Listed entries:

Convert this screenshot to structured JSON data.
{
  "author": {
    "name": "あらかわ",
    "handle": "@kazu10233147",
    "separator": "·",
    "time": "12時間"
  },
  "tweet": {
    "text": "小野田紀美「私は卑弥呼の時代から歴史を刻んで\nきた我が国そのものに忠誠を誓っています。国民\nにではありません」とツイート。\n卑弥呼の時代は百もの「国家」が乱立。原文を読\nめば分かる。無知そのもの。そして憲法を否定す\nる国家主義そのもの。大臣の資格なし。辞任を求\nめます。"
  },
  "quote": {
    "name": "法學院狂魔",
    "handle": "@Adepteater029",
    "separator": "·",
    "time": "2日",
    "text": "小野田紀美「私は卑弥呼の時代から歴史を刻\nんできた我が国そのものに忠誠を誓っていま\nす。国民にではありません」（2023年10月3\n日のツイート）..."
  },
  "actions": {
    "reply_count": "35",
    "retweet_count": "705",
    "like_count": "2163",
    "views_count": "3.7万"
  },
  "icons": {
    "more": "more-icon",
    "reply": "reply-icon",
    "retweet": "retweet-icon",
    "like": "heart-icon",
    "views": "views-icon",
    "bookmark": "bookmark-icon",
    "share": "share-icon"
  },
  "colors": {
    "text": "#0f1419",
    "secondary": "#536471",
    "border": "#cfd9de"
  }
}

Work required: Return every line from the records above that holds the word "小野田紀美".

Response:
    "text": "小野田紀美「私は卑弥呼の時代から歴史を刻んで\nきた我が国そのものに忠誠を誓っています。国民\nにではありません」とツイート。\n卑弥呼の時代は百もの「国家」が乱立。原文を読\nめば分かる。無知そのもの。そして憲法を否定す\nる国家主義そのもの。大臣の資格なし。辞任を求\nめます。"
    "text": "小野田紀美「私は卑弥呼の時代から歴史を刻\nんできた我が国そのものに忠誠を誓っていま\nす。国民にではありません」（2023年10月3\n日のツイート）..."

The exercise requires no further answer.